Materials provided
────
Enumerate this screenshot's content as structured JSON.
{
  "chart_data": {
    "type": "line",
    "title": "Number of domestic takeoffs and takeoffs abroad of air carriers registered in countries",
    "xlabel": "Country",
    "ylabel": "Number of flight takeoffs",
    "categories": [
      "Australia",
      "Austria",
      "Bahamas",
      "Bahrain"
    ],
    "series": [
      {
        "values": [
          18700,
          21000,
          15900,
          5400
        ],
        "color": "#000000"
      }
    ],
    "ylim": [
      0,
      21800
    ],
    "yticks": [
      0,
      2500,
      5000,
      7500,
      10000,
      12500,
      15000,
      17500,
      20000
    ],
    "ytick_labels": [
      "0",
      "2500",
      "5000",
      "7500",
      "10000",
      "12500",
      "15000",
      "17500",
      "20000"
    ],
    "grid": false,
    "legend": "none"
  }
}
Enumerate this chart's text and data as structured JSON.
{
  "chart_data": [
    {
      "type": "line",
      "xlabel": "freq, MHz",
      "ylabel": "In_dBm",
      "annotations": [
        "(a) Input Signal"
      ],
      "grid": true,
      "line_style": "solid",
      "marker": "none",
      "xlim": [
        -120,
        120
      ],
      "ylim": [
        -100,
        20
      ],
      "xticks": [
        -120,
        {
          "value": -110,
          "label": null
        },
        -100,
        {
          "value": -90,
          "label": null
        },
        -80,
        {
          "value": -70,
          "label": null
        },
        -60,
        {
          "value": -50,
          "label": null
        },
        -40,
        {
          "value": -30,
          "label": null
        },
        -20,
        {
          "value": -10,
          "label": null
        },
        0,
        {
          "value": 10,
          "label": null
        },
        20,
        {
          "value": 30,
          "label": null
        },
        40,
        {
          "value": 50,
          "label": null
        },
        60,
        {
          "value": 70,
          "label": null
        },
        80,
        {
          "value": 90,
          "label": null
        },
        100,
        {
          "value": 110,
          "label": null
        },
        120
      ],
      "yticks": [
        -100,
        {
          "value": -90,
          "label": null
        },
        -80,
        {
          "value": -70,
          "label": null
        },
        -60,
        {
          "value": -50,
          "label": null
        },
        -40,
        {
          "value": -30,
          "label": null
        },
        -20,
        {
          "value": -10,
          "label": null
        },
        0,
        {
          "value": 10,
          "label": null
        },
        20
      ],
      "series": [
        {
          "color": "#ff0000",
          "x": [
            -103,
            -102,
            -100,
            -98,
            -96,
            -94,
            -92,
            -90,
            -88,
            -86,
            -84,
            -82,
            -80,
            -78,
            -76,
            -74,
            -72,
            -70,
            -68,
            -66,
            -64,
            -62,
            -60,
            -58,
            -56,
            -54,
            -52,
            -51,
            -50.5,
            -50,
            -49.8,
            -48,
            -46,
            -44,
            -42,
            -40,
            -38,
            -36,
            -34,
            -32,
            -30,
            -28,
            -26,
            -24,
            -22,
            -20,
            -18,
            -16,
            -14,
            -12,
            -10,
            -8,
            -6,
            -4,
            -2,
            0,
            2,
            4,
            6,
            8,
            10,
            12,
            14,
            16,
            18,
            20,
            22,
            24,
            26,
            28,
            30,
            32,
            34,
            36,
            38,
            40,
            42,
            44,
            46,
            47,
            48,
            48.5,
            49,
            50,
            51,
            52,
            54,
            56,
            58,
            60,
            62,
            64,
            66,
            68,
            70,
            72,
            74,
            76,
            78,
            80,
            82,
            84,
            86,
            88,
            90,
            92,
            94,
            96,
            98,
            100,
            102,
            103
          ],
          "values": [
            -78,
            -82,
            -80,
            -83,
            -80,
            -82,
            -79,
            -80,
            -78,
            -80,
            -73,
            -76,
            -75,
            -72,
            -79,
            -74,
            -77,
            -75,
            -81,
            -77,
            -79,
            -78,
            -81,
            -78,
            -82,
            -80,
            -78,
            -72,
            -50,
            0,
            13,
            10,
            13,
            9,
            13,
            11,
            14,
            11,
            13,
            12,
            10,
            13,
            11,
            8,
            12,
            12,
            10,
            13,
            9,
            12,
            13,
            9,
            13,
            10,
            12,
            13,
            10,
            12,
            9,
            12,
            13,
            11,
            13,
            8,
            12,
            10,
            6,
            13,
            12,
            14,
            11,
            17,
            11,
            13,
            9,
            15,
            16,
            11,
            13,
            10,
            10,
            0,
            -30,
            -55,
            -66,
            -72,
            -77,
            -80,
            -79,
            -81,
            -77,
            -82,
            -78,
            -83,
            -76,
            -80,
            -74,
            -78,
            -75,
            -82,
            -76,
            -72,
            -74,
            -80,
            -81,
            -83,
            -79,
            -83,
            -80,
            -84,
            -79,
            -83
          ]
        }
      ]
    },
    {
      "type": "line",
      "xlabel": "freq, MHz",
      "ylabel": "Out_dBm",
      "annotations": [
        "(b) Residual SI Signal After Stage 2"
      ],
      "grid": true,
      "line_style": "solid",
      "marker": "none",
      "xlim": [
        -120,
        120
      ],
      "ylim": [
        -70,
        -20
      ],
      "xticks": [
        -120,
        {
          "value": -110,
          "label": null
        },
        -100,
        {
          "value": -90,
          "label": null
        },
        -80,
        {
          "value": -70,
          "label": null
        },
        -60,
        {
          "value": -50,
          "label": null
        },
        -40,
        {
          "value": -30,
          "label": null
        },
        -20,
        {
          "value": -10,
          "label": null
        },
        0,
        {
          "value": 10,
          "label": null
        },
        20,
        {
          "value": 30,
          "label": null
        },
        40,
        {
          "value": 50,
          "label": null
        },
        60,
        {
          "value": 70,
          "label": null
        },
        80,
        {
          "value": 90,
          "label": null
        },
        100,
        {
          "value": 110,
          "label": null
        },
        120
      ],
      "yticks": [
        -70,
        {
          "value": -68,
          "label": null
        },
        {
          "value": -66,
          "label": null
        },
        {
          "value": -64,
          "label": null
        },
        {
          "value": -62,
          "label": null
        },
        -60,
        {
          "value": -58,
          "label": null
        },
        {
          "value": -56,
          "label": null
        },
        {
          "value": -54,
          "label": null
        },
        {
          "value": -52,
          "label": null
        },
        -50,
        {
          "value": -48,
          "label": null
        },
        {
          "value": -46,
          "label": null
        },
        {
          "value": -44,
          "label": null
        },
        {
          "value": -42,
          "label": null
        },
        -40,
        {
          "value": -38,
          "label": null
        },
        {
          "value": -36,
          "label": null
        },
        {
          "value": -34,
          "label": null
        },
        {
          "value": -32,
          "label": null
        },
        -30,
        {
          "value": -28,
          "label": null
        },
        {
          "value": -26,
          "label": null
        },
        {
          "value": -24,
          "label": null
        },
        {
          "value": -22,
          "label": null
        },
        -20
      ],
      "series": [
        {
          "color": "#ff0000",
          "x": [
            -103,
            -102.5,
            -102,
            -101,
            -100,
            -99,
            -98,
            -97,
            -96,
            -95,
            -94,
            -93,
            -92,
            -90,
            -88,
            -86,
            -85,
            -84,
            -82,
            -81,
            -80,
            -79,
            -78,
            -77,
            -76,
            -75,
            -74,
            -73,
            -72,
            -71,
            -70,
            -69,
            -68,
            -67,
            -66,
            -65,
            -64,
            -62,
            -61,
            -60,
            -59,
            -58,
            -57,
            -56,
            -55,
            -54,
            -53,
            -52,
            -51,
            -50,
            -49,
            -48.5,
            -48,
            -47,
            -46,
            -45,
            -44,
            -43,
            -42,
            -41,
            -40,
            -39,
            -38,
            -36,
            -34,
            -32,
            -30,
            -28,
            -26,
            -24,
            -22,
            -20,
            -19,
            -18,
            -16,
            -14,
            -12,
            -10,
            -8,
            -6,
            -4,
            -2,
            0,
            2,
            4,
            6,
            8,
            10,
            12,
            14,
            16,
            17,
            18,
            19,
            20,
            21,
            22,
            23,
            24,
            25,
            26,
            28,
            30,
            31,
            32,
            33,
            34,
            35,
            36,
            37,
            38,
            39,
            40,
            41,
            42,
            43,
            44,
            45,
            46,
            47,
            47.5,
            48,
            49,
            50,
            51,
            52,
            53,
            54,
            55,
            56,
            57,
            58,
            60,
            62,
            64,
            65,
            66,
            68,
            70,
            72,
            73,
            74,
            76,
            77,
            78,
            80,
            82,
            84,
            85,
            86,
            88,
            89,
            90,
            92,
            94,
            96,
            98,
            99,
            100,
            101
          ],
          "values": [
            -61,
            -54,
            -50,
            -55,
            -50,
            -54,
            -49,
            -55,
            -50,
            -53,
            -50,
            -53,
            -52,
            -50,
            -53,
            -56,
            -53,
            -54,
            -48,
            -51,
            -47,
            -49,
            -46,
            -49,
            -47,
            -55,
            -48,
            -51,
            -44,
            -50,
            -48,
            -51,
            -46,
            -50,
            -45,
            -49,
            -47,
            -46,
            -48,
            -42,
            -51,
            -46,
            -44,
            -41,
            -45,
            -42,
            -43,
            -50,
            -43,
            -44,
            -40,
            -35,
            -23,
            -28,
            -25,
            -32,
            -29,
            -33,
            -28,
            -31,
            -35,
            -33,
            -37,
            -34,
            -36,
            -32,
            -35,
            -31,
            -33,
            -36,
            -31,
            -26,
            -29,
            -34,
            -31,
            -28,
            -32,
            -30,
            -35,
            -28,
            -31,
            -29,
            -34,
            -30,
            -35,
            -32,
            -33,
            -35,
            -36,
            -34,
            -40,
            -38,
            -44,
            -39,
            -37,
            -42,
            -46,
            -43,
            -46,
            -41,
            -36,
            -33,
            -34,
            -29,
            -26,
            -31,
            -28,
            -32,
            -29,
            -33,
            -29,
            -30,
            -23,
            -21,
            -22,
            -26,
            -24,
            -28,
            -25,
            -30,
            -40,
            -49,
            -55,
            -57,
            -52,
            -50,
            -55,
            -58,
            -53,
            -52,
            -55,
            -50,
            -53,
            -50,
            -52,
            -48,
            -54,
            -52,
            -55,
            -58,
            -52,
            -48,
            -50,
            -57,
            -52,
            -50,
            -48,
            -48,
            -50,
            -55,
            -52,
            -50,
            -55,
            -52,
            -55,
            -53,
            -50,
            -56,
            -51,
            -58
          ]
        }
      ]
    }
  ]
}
────
Directions
Show the lines of the material that contain the word "takeoffs".

Exercise output
    "title": "Number of domestic takeoffs and takeoffs abroad of air carriers registered in countries",
    "ylabel": "Number of flight takeoffs",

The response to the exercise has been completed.